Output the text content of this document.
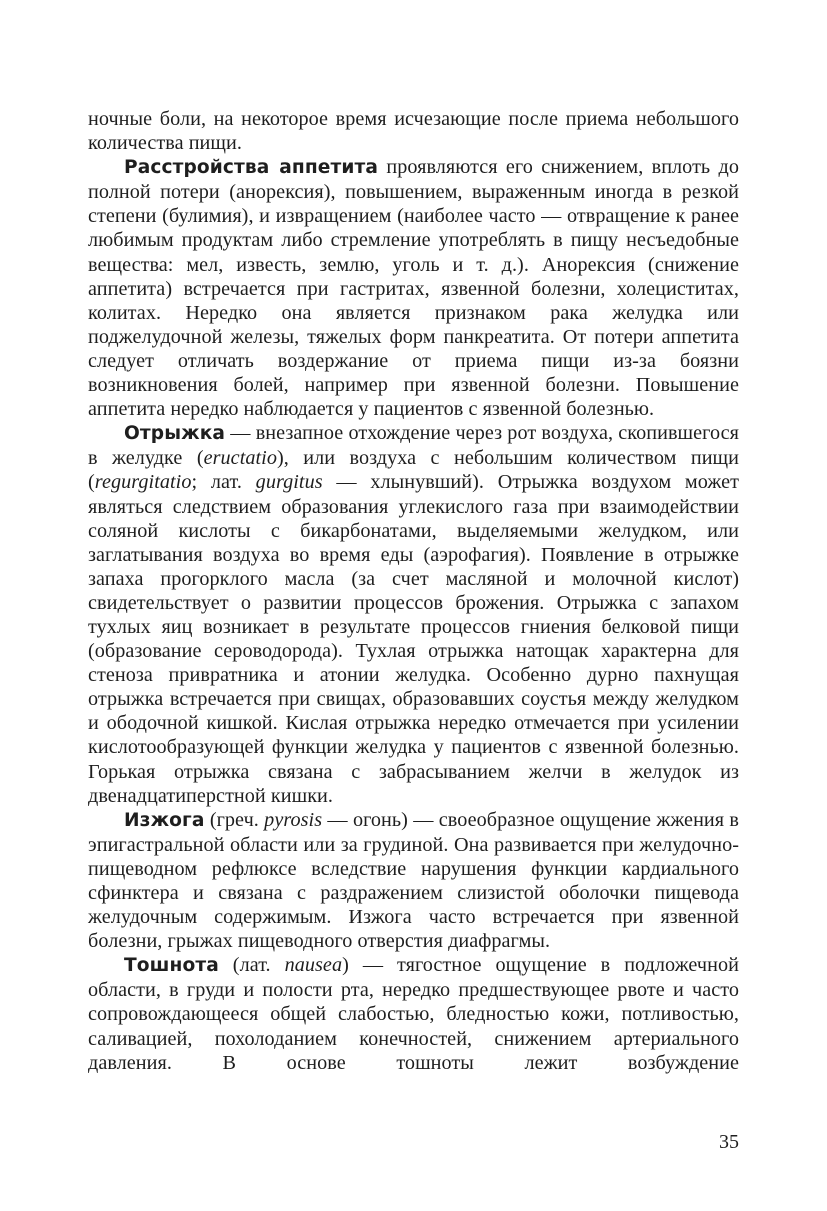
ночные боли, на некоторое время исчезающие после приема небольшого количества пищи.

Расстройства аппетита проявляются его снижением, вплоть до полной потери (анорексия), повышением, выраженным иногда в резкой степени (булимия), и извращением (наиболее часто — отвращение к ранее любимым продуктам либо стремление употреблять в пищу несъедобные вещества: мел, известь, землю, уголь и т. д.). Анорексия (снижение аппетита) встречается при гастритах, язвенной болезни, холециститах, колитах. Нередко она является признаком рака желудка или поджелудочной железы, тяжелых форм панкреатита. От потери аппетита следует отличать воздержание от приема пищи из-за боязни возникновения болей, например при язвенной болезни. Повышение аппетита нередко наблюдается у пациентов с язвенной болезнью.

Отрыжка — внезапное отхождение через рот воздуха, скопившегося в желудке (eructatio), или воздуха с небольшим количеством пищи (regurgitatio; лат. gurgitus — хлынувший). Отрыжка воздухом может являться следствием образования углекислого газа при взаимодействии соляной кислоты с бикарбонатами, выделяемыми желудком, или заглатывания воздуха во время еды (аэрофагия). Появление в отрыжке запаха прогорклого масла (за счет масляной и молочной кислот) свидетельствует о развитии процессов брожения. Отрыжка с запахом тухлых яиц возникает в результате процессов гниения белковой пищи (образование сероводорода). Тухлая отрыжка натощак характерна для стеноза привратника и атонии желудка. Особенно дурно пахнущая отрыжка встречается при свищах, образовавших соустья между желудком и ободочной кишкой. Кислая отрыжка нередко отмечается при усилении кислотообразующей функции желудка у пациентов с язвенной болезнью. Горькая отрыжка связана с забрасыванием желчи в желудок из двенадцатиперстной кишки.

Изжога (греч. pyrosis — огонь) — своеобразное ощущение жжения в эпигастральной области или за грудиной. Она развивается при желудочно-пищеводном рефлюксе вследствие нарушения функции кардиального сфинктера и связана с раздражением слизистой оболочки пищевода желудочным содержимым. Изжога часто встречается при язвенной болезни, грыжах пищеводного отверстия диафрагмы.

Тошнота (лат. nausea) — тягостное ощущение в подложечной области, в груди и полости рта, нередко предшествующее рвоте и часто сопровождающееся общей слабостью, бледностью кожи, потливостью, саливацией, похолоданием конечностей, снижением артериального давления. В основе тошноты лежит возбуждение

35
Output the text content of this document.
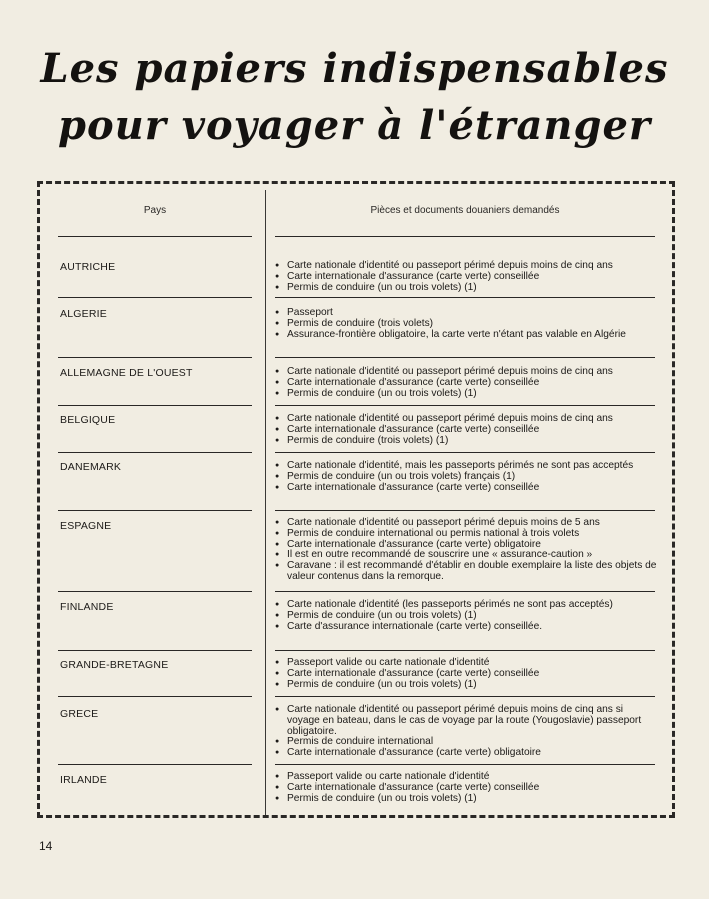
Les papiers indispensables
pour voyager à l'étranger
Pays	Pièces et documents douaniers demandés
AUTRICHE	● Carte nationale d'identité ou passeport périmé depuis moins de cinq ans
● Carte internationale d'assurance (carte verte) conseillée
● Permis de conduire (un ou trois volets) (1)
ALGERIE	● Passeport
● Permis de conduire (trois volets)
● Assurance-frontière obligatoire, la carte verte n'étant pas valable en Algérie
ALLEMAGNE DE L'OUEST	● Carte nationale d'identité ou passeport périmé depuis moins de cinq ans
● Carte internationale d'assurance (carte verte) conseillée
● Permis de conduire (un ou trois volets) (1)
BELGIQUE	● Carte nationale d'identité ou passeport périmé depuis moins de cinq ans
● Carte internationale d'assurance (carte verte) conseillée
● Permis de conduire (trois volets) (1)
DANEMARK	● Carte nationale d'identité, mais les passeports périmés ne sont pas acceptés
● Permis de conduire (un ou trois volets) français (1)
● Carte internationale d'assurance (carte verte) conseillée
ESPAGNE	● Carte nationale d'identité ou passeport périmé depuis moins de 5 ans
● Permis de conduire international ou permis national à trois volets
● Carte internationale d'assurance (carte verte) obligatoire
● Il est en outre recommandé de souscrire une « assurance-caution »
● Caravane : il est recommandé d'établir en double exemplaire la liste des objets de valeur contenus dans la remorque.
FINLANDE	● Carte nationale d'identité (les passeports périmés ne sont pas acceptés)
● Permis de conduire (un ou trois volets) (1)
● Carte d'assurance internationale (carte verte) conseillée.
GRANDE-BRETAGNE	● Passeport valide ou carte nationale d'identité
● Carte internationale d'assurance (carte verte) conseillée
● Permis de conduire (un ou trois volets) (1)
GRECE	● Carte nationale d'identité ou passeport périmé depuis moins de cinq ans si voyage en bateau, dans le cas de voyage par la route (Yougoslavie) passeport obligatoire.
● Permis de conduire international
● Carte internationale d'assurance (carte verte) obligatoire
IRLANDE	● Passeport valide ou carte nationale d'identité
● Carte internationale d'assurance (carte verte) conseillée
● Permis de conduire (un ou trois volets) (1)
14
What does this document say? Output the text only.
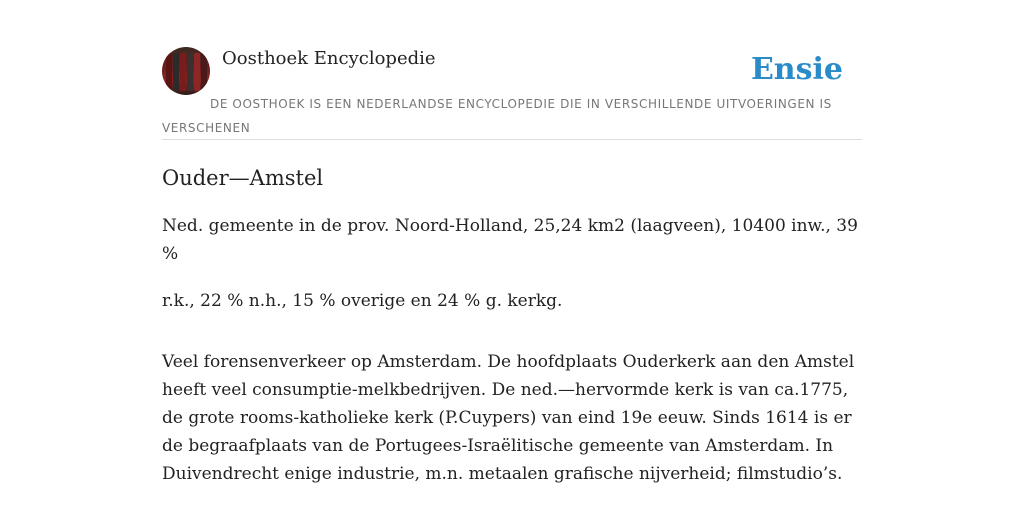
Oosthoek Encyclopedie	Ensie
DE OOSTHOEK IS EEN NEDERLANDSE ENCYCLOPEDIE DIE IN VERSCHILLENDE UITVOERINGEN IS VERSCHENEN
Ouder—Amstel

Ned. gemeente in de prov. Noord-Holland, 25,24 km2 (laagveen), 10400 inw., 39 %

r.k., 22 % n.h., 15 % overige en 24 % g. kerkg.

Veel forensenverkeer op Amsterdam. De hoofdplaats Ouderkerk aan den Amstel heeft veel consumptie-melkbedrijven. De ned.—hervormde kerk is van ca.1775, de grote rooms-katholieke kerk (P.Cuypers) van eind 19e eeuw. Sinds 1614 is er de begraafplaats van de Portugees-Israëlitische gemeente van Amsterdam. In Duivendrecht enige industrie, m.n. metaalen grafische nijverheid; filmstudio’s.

> **What you need to do**: Leave out the pictures and output the rest of the material exactly as written.

> **Task output**:
Output the text content of this document.
ночные боли, на некоторое время исчезающие после приема небольшого количества пищи.

Расстройства аппетита проявляются его снижением, вплоть до полной потери (анорексия), повышением, выраженным иногда в резкой степени (булимия), и извращением (наиболее часто — отвращение к ранее любимым продуктам либо стремление употреблять в пищу несъедобные вещества: мел, известь, землю, уголь и т. д.). Анорексия (снижение аппетита) встречается при гастритах, язвенной болезни, холециститах, колитах. Нередко она является признаком рака желудка или поджелудочной железы, тяжелых форм панкреатита. От потери аппетита следует отличать воздержание от приема пищи из-за боязни возникновения болей, например при язвенной болезни. Повышение аппетита нередко наблюдается у пациентов с язвенной болезнью.

Отрыжка — внезапное отхождение через рот воздуха, скопившегося в желудке (eructatio), или воздуха с небольшим количеством пищи (regurgitatio; лат. gurgitus — хлынувший). Отрыжка воздухом может являться следствием образования углекислого газа при взаимодействии соляной кислоты с бикарбонатами, выделяемыми желудком, или заглатывания воздуха во время еды (аэрофагия). Появление в отрыжке запаха прогорклого масла (за счет масляной и молочной кислот) свидетельствует о развитии процессов брожения. Отрыжка с запахом тухлых яиц возникает в результате процессов гниения белковой пищи (образование сероводорода). Тухлая отрыжка натощак характерна для стеноза привратника и атонии желудка. Особенно дурно пахнущая отрыжка встречается при свищах, образовавших соустья между желудком и ободочной кишкой. Кислая отрыжка нередко отмечается при усилении кислотообразующей функции желудка у пациентов с язвенной болезнью. Горькая отрыжка связана с забрасыванием желчи в желудок из двенадцатиперстной кишки.

Изжога (греч. pyrosis — огонь) — своеобразное ощущение жжения в эпигастральной области или за грудиной. Она развивается при желудочно-пищеводном рефлюксе вследствие нарушения функции кардиального сфинктера и связана с раздражением слизистой оболочки пищевода желудочным содержимым. Изжога часто встречается при язвенной болезни, грыжах пищеводного отверстия диафрагмы.

Тошнота (лат. nausea) — тягостное ощущение в подложечной области, в груди и полости рта, нередко предшествующее рвоте и часто сопровождающееся общей слабостью, бледностью кожи, потливостью, саливацией, похолоданием конечностей, снижением артериального давления. В основе тошноты лежит возбуждение

35
Output the text content of this document.
Les papiers indispensables
pour voyager à l'étranger
Pays	Pièces et documents douaniers demandés
AUTRICHE	● Carte nationale d'identité ou passeport périmé depuis moins de cinq ans
● Carte internationale d'assurance (carte verte) conseillée
● Permis de conduire (un ou trois volets) (1)
ALGERIE	● Passeport
● Permis de conduire (trois volets)
● Assurance-frontière obligatoire, la carte verte n'étant pas valable en Algérie
ALLEMAGNE DE L'OUEST	● Carte nationale d'identité ou passeport périmé depuis moins de cinq ans
● Carte internationale d'assurance (carte verte) conseillée
● Permis de conduire (un ou trois volets) (1)
BELGIQUE	● Carte nationale d'identité ou passeport périmé depuis moins de cinq ans
● Carte internationale d'assurance (carte verte) conseillée
● Permis de conduire (trois volets) (1)
DANEMARK	● Carte nationale d'identité, mais les passeports périmés ne sont pas acceptés
● Permis de conduire (un ou trois volets) français (1)
● Carte internationale d'assurance (carte verte) conseillée
ESPAGNE	● Carte nationale d'identité ou passeport périmé depuis moins de 5 ans
● Permis de conduire international ou permis national à trois volets
● Carte internationale d'assurance (carte verte) obligatoire
● Il est en outre recommandé de souscrire une « assurance-caution »
● Caravane : il est recommandé d'établir en double exemplaire la liste des objets de valeur contenus dans la remorque.
FINLANDE	● Carte nationale d'identité (les passeports périmés ne sont pas acceptés)
● Permis de conduire (un ou trois volets) (1)
● Carte d'assurance internationale (carte verte) conseillée.
GRANDE-BRETAGNE	● Passeport valide ou carte nationale d'identité
● Carte internationale d'assurance (carte verte) conseillée
● Permis de conduire (un ou trois volets) (1)
GRECE	● Carte nationale d'identité ou passeport périmé depuis moins de cinq ans si voyage en bateau, dans le cas de voyage par la route (Yougoslavie) passeport obligatoire.
● Permis de conduire international
● Carte internationale d'assurance (carte verte) obligatoire
IRLANDE	● Passeport valide ou carte nationale d'identité
● Carte internationale d'assurance (carte verte) conseillée
● Permis de conduire (un ou trois volets) (1)
14
What does this document say? Output the text only.
Oosthoek Encyclopedie	Ensie
DE OOSTHOEK IS EEN NEDERLANDSE ENCYCLOPEDIE DIE IN VERSCHILLENDE UITVOERINGEN IS VERSCHENEN
Ouder—Amstel

Ned. gemeente in de prov. Noord-Holland, 25,24 km2 (laagveen), 10400 inw., 39 %

r.k., 22 % n.h., 15 % overige en 24 % g. kerkg.

Veel forensenverkeer op Amsterdam. De hoofdplaats Ouderkerk aan den Amstel heeft veel consumptie-melkbedrijven. De ned.—hervormde kerk is van ca.1775, de grote rooms-katholieke kerk (P.Cuypers) van eind 19e eeuw. Sinds 1614 is er de begraafplaats van de Portugees-Israëlitische gemeente van Amsterdam. In Duivendrecht enige industrie, m.n. metaalen grafische nijverheid; filmstudio’s.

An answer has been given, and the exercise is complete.